_Brief_
Reproduce all of the data below without alteration; exclude every picture.

# # #

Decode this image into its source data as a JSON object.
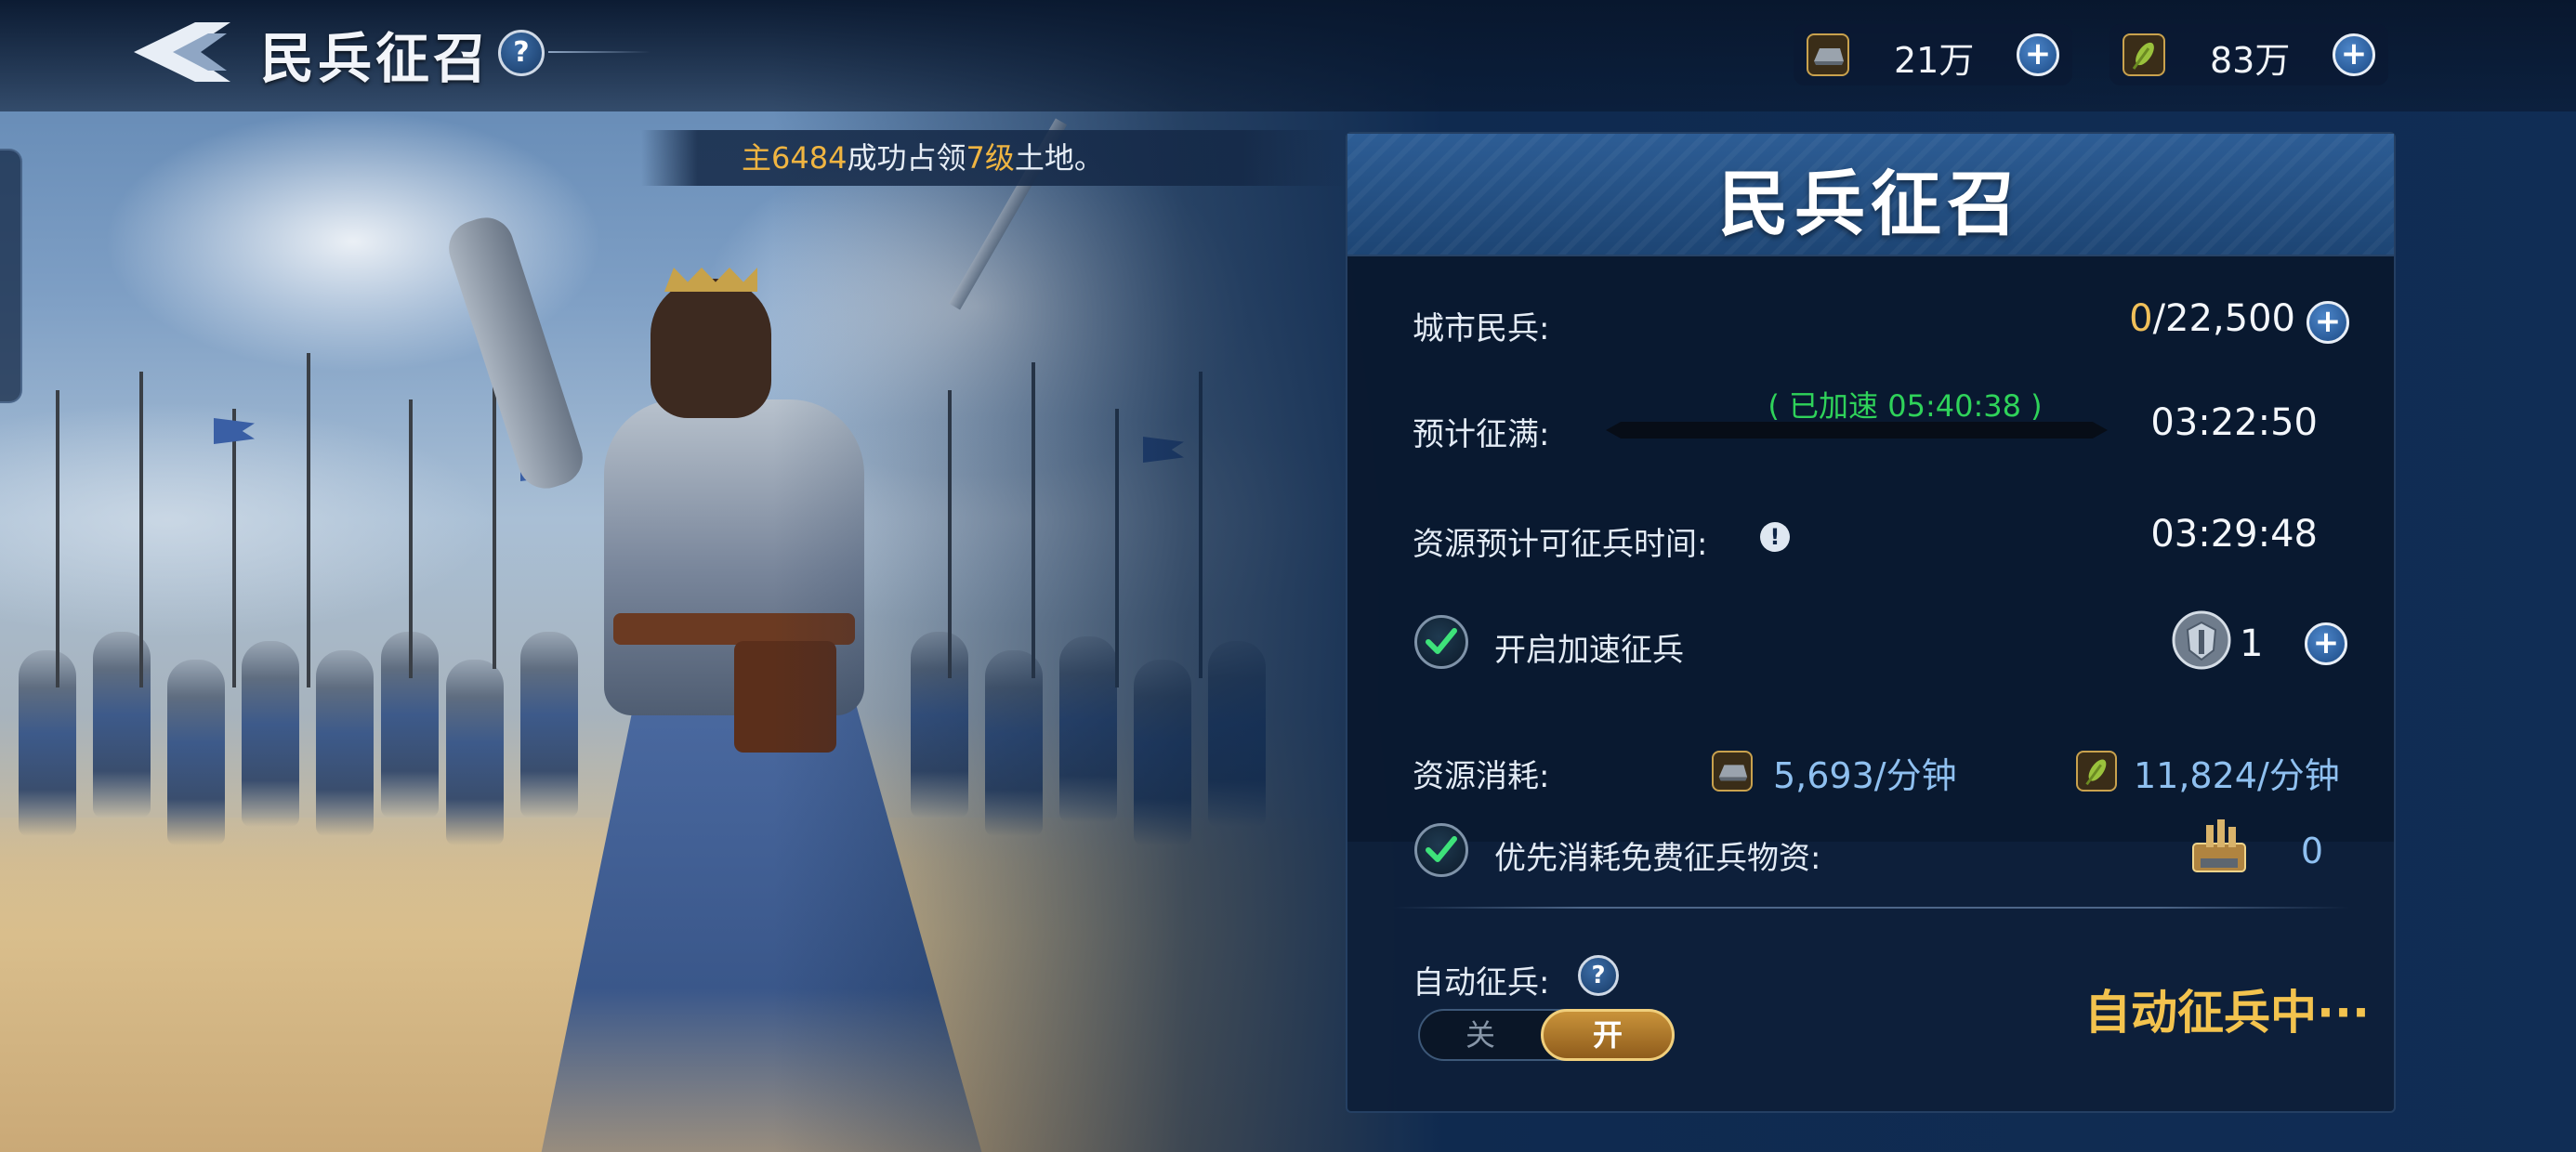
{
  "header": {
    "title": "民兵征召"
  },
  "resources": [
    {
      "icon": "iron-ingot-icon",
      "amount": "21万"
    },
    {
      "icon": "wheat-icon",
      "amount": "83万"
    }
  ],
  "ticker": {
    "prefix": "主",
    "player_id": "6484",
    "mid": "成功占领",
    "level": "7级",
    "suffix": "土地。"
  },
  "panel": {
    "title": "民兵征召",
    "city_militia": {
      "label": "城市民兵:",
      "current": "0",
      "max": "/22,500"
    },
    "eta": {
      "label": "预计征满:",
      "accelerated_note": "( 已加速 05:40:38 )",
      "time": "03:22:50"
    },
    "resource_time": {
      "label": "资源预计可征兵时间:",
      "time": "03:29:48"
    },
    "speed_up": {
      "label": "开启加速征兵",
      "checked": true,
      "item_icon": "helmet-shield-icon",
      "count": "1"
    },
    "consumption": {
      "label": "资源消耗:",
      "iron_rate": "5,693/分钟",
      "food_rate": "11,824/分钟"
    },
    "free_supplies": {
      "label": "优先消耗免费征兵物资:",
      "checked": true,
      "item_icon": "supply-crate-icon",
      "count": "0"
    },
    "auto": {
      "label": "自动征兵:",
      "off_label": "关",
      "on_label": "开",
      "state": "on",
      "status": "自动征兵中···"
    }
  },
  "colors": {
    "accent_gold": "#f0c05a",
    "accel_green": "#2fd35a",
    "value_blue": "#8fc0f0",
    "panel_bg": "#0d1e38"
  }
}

# # #

_Output_
Decode this image into its source data as a JSON object.
{
  "header": {
    "title": "民兵征召"
  },
  "resources": [
    {
      "icon": "iron-ingot-icon",
      "amount": "21万"
    },
    {
      "icon": "wheat-icon",
      "amount": "83万"
    }
  ],
  "ticker": {
    "prefix": "主",
    "player_id": "6484",
    "mid": "成功占领",
    "level": "7级",
    "suffix": "土地。"
  },
  "panel": {
    "title": "民兵征召",
    "city_militia": {
      "label": "城市民兵:",
      "current": "0",
      "max": "/22,500"
    },
    "eta": {
      "label": "预计征满:",
      "accelerated_note": "( 已加速 05:40:38 )",
      "time": "03:22:50"
    },
    "resource_time": {
      "label": "资源预计可征兵时间:",
      "time": "03:29:48"
    },
    "speed_up": {
      "label": "开启加速征兵",
      "checked": true,
      "item_icon": "helmet-shield-icon",
      "count": "1"
    },
    "consumption": {
      "label": "资源消耗:",
      "iron_rate": "5,693/分钟",
      "food_rate": "11,824/分钟"
    },
    "free_supplies": {
      "label": "优先消耗免费征兵物资:",
      "checked": true,
      "item_icon": "supply-crate-icon",
      "count": "0"
    },
    "auto": {
      "label": "自动征兵:",
      "off_label": "关",
      "on_label": "开",
      "state": "on",
      "status": "自动征兵中···"
    }
  },
  "colors": {
    "accent_gold": "#f0c05a",
    "accel_green": "#2fd35a",
    "value_blue": "#8fc0f0",
    "panel_bg": "#0d1e38"
  }
}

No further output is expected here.